───── EXTRACTED RECORDS ─────
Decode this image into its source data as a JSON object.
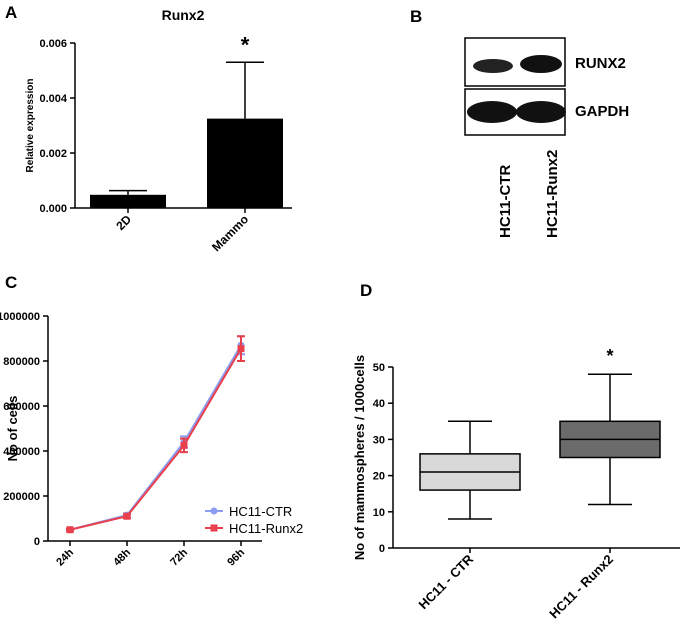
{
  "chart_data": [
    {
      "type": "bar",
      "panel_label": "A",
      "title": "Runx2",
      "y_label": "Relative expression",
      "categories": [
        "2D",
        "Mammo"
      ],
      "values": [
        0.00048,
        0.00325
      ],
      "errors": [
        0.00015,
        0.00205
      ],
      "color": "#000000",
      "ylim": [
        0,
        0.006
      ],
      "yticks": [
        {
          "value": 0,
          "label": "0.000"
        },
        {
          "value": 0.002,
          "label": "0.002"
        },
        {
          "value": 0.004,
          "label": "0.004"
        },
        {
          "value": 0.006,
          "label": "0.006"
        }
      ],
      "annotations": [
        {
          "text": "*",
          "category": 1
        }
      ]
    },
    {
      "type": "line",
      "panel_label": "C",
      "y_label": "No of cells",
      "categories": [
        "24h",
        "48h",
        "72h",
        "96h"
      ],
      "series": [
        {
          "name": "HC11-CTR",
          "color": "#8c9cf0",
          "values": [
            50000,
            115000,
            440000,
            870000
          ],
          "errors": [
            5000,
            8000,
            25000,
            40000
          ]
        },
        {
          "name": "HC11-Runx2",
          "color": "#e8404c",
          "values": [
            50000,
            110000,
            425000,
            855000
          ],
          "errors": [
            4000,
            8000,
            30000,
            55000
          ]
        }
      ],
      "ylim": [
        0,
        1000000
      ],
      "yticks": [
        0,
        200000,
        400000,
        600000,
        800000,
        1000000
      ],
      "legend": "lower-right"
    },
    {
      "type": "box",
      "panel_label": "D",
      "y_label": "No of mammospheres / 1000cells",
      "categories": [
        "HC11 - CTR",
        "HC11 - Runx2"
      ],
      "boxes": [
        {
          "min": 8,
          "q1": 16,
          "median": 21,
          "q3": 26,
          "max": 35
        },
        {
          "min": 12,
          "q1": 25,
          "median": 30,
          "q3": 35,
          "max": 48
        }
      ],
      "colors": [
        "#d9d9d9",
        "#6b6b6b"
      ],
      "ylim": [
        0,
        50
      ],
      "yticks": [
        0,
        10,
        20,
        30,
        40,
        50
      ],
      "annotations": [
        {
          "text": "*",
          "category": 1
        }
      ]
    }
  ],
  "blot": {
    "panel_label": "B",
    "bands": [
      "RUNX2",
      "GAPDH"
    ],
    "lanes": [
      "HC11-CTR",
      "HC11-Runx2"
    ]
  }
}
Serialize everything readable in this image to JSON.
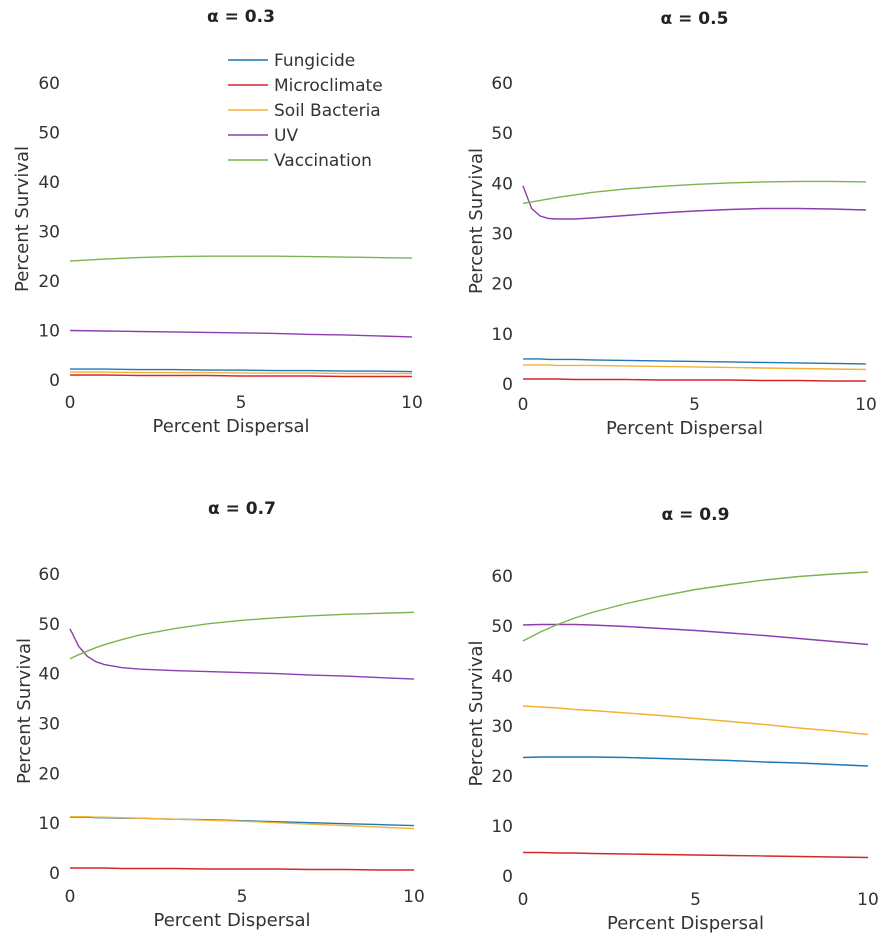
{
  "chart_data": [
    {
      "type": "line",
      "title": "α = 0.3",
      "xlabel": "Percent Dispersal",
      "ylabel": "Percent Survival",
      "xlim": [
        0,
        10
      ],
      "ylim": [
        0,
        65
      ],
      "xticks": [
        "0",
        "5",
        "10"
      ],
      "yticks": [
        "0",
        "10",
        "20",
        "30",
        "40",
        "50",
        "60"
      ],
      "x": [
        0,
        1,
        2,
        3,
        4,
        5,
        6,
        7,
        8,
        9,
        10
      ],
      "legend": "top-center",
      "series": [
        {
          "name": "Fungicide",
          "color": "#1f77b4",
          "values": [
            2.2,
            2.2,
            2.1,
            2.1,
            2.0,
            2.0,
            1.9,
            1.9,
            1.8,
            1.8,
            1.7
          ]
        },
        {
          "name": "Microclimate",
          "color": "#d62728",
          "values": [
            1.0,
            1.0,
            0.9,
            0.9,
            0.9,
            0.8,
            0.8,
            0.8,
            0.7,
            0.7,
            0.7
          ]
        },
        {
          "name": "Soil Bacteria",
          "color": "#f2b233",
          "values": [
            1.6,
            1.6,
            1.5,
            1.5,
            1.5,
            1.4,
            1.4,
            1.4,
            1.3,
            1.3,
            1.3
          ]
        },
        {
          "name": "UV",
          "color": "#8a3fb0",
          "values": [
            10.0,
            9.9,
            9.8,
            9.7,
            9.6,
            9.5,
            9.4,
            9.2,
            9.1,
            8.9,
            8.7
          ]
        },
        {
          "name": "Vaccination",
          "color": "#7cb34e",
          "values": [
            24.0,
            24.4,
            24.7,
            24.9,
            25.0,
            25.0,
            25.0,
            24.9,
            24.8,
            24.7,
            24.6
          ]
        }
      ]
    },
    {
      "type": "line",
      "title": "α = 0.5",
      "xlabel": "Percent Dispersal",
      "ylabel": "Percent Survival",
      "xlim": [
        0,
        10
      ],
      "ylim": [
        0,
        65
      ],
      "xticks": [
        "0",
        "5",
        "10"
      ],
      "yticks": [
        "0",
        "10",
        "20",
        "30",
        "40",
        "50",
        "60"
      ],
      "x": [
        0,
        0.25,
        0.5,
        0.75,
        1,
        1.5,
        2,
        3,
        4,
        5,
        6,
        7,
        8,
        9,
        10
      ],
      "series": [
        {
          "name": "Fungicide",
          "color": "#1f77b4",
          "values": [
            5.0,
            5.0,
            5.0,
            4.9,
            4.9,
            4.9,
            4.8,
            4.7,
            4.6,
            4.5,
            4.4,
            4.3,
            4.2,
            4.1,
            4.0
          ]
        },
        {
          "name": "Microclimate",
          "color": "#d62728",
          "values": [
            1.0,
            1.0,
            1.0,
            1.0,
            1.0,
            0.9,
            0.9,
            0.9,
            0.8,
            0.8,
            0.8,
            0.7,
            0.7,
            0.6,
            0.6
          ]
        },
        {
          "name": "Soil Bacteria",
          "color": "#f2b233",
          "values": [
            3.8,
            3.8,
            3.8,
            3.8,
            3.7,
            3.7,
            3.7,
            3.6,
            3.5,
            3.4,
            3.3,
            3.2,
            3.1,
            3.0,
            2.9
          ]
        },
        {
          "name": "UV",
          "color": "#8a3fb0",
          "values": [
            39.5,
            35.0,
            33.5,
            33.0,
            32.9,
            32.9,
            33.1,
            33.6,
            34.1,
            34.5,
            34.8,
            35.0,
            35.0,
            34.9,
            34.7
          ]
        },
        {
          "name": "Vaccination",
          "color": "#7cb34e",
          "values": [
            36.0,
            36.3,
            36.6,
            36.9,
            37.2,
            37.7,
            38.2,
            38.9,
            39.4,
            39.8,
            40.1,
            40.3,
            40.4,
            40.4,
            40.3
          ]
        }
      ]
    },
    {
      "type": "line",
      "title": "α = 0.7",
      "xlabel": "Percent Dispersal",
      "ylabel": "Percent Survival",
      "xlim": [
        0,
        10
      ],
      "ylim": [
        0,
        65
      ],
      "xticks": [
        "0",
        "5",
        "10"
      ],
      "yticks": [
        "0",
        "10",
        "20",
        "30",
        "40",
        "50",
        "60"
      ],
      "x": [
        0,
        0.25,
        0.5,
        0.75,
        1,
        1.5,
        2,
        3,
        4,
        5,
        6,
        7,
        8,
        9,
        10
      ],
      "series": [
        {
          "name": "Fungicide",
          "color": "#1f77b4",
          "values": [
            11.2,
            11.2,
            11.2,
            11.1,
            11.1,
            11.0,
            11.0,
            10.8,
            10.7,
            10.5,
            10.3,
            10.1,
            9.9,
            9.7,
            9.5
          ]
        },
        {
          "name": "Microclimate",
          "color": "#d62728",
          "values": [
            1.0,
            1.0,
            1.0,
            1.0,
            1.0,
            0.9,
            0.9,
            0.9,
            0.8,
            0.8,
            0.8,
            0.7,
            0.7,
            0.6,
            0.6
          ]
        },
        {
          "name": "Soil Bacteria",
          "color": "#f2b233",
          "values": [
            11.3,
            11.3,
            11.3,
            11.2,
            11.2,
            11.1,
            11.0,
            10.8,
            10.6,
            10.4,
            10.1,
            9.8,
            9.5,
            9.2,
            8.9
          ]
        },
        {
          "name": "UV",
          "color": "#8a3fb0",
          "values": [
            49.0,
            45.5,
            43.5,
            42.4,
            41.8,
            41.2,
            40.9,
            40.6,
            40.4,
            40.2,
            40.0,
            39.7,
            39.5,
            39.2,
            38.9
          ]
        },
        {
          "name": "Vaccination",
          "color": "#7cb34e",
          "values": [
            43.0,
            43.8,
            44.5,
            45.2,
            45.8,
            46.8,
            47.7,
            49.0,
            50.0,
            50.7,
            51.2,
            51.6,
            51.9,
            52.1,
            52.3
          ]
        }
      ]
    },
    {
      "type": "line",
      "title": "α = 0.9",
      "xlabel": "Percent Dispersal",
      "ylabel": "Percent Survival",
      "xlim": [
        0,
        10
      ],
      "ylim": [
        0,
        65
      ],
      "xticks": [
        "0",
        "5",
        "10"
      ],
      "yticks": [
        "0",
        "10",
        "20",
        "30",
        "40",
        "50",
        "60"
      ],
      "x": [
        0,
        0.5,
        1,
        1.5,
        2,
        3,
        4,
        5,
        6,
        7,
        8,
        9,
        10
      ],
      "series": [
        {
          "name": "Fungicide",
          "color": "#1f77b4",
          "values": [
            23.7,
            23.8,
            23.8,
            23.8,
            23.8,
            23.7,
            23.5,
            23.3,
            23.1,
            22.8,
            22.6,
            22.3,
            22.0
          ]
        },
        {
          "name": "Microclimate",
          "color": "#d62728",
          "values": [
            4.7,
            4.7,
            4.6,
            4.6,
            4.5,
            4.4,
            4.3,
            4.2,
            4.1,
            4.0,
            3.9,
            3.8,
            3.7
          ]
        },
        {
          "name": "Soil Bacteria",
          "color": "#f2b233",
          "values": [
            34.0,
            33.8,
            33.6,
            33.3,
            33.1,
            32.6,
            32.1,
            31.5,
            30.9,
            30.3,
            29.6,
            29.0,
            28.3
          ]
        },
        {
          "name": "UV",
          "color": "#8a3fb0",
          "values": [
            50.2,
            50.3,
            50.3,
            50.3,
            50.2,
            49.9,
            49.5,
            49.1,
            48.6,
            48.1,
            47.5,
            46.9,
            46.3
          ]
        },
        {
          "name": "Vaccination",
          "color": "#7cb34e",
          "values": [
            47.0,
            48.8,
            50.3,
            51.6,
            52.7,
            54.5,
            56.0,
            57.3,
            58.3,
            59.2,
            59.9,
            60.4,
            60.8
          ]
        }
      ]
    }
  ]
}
─────
* **PROBLEM STATEMENT**:
Which lines above contain "JSON"? Show each of them.

* **PROBLEM SOLUTION**:
Decode this image into its source data as a JSON object.
Serialize everything readable in this image to JSON.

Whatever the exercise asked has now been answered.